Collected data entries:

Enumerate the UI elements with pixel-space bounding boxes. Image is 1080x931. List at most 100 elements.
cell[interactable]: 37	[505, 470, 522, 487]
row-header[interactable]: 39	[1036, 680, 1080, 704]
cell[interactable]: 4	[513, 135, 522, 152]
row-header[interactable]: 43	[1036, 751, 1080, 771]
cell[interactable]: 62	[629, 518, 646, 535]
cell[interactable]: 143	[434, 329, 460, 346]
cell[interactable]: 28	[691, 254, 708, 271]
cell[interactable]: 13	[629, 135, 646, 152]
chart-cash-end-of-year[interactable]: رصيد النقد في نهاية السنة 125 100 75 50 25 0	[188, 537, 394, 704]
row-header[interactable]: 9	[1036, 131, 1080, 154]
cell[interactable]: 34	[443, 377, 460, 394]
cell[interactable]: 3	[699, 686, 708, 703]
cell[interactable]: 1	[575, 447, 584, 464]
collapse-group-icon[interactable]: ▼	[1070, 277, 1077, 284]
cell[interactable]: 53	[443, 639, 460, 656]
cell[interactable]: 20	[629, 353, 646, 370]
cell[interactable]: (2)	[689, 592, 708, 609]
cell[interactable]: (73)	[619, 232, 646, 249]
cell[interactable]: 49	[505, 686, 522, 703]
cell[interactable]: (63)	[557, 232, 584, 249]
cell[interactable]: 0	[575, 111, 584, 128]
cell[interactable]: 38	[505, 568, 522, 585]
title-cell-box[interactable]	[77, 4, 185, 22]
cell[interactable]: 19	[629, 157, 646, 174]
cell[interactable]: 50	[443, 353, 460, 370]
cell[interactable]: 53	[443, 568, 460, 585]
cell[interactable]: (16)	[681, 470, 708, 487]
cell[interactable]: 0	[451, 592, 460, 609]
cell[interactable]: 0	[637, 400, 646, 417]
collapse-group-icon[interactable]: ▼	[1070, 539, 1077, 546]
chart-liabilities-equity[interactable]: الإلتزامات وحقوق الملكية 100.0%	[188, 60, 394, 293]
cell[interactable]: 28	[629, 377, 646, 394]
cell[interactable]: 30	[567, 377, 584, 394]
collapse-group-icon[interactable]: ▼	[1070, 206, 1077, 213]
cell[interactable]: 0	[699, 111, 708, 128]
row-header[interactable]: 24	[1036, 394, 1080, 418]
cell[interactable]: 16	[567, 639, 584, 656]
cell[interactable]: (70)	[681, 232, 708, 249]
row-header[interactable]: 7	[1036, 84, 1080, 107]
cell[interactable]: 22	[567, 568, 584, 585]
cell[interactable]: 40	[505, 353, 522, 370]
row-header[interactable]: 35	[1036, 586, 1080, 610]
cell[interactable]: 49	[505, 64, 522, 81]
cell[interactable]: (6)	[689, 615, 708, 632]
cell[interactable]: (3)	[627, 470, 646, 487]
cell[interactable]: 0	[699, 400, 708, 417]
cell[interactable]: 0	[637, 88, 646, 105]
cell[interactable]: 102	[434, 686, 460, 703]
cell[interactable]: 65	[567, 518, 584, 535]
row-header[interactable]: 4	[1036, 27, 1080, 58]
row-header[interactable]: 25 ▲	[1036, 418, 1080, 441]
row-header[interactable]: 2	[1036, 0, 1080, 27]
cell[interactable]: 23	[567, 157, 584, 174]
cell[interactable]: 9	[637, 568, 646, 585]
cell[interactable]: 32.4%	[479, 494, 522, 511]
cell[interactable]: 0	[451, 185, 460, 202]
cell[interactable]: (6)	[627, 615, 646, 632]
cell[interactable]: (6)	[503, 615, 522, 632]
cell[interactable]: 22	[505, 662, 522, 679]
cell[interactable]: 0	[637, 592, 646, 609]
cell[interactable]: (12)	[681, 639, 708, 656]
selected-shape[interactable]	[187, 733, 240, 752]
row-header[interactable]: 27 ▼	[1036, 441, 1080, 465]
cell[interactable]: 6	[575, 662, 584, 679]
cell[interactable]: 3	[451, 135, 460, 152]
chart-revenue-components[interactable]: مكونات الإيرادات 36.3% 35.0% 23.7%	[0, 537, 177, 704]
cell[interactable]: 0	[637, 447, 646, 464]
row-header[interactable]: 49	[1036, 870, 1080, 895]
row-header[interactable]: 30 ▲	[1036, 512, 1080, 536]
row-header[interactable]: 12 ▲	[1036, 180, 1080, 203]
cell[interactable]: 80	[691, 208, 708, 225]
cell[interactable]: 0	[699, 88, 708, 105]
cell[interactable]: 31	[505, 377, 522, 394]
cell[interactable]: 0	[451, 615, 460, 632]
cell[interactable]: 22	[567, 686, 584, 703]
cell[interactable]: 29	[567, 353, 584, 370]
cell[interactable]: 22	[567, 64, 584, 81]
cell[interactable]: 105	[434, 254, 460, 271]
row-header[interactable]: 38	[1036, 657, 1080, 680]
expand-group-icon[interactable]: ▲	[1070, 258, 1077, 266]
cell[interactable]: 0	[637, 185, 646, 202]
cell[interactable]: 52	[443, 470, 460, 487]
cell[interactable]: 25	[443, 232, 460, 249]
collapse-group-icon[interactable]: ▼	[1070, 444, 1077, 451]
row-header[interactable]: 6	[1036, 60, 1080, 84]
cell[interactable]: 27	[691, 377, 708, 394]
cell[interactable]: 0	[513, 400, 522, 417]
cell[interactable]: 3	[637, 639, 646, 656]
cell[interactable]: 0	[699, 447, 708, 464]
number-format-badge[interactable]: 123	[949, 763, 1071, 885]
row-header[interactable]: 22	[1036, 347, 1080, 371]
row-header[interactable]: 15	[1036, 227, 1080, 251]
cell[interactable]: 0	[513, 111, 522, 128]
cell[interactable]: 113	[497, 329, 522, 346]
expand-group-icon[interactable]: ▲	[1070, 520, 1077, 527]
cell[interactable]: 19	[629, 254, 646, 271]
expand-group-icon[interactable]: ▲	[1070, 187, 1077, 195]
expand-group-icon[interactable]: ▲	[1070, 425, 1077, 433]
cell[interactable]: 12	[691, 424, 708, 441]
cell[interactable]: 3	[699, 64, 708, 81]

* [Task goal]: Print all the lines of the entries above again, character for character.

* [Answer for this exercise]:
Enumerate the UI elements with pixel-space bounding boxes. Image is 1080x931. List at most 100 elements.
cell[interactable]: 37	[505, 470, 522, 487]
row-header[interactable]: 39	[1036, 680, 1080, 704]
cell[interactable]: 4	[513, 135, 522, 152]
row-header[interactable]: 43	[1036, 751, 1080, 771]
cell[interactable]: 62	[629, 518, 646, 535]
cell[interactable]: 143	[434, 329, 460, 346]
cell[interactable]: 28	[691, 254, 708, 271]
cell[interactable]: 13	[629, 135, 646, 152]
chart-cash-end-of-year[interactable]: رصيد النقد في نهاية السنة 125 100 75 50 25 0	[188, 537, 394, 704]
row-header[interactable]: 9	[1036, 131, 1080, 154]
cell[interactable]: 34	[443, 377, 460, 394]
cell[interactable]: 3	[699, 686, 708, 703]
cell[interactable]: 1	[575, 447, 584, 464]
collapse-group-icon[interactable]: ▼	[1070, 277, 1077, 284]
cell[interactable]: 53	[443, 639, 460, 656]
cell[interactable]: 20	[629, 353, 646, 370]
cell[interactable]: (2)	[689, 592, 708, 609]
cell[interactable]: (73)	[619, 232, 646, 249]
cell[interactable]: 49	[505, 686, 522, 703]
cell[interactable]: (63)	[557, 232, 584, 249]
cell[interactable]: 0	[575, 111, 584, 128]
cell[interactable]: 38	[505, 568, 522, 585]
title-cell-box[interactable]	[77, 4, 185, 22]
cell[interactable]: 19	[629, 157, 646, 174]
cell[interactable]: 50	[443, 353, 460, 370]
cell[interactable]: 53	[443, 568, 460, 585]
cell[interactable]: (16)	[681, 470, 708, 487]
cell[interactable]: 0	[451, 592, 460, 609]
cell[interactable]: 0	[637, 400, 646, 417]
collapse-group-icon[interactable]: ▼	[1070, 539, 1077, 546]
chart-liabilities-equity[interactable]: الإلتزامات وحقوق الملكية 100.0%	[188, 60, 394, 293]
cell[interactable]: 28	[629, 377, 646, 394]
cell[interactable]: 30	[567, 377, 584, 394]
collapse-group-icon[interactable]: ▼	[1070, 206, 1077, 213]
cell[interactable]: 0	[699, 111, 708, 128]
row-header[interactable]: 24	[1036, 394, 1080, 418]
cell[interactable]: 16	[567, 639, 584, 656]
cell[interactable]: (70)	[681, 232, 708, 249]
row-header[interactable]: 7	[1036, 84, 1080, 107]
cell[interactable]: 22	[567, 568, 584, 585]
cell[interactable]: 40	[505, 353, 522, 370]
row-header[interactable]: 35	[1036, 586, 1080, 610]
cell[interactable]: 49	[505, 64, 522, 81]
cell[interactable]: (6)	[689, 615, 708, 632]
cell[interactable]: (3)	[627, 470, 646, 487]
cell[interactable]: 0	[699, 400, 708, 417]
cell[interactable]: 0	[637, 88, 646, 105]
cell[interactable]: 102	[434, 686, 460, 703]
cell[interactable]: 65	[567, 518, 584, 535]
row-header[interactable]: 4	[1036, 27, 1080, 58]
row-header[interactable]: 25 ▲	[1036, 418, 1080, 441]
row-header[interactable]: 2	[1036, 0, 1080, 27]
cell[interactable]: 23	[567, 157, 584, 174]
cell[interactable]: 9	[637, 568, 646, 585]
cell[interactable]: 32.4%	[479, 494, 522, 511]
cell[interactable]: 0	[451, 185, 460, 202]
cell[interactable]: (6)	[627, 615, 646, 632]
cell[interactable]: (6)	[503, 615, 522, 632]
cell[interactable]: 22	[505, 662, 522, 679]
cell[interactable]: 0	[637, 592, 646, 609]
cell[interactable]: (12)	[681, 639, 708, 656]
selected-shape[interactable]	[187, 733, 240, 752]
row-header[interactable]: 27 ▼	[1036, 441, 1080, 465]
cell[interactable]: 6	[575, 662, 584, 679]
cell[interactable]: 3	[451, 135, 460, 152]
chart-revenue-components[interactable]: مكونات الإيرادات 36.3% 35.0% 23.7%	[0, 537, 177, 704]
cell[interactable]: 0	[637, 447, 646, 464]
row-header[interactable]: 49	[1036, 870, 1080, 895]
row-header[interactable]: 30 ▲	[1036, 512, 1080, 536]
row-header[interactable]: 12 ▲	[1036, 180, 1080, 203]
cell[interactable]: 80	[691, 208, 708, 225]
cell[interactable]: 0	[699, 88, 708, 105]
cell[interactable]: 31	[505, 377, 522, 394]
cell[interactable]: 0	[451, 615, 460, 632]
cell[interactable]: 22	[567, 686, 584, 703]
cell[interactable]: 29	[567, 353, 584, 370]
cell[interactable]: 22	[567, 64, 584, 81]
cell[interactable]: 105	[434, 254, 460, 271]
row-header[interactable]: 38	[1036, 657, 1080, 680]
expand-group-icon[interactable]: ▲	[1070, 258, 1077, 266]
cell[interactable]: 0	[637, 185, 646, 202]
cell[interactable]: 52	[443, 470, 460, 487]
cell[interactable]: 25	[443, 232, 460, 249]
collapse-group-icon[interactable]: ▼	[1070, 444, 1077, 451]
row-header[interactable]: 6	[1036, 60, 1080, 84]
cell[interactable]: 27	[691, 377, 708, 394]
cell[interactable]: 0	[513, 400, 522, 417]
cell[interactable]: 3	[637, 639, 646, 656]
cell[interactable]: 0	[699, 447, 708, 464]
number-format-badge[interactable]: 123	[949, 763, 1071, 885]
row-header[interactable]: 22	[1036, 347, 1080, 371]
row-header[interactable]: 15	[1036, 227, 1080, 251]
cell[interactable]: 0	[513, 111, 522, 128]
cell[interactable]: 113	[497, 329, 522, 346]
expand-group-icon[interactable]: ▲	[1070, 520, 1077, 527]
cell[interactable]: 19	[629, 254, 646, 271]
expand-group-icon[interactable]: ▲	[1070, 187, 1077, 195]
expand-group-icon[interactable]: ▲	[1070, 425, 1077, 433]
cell[interactable]: 12	[691, 424, 708, 441]
cell[interactable]: 3	[699, 64, 708, 81]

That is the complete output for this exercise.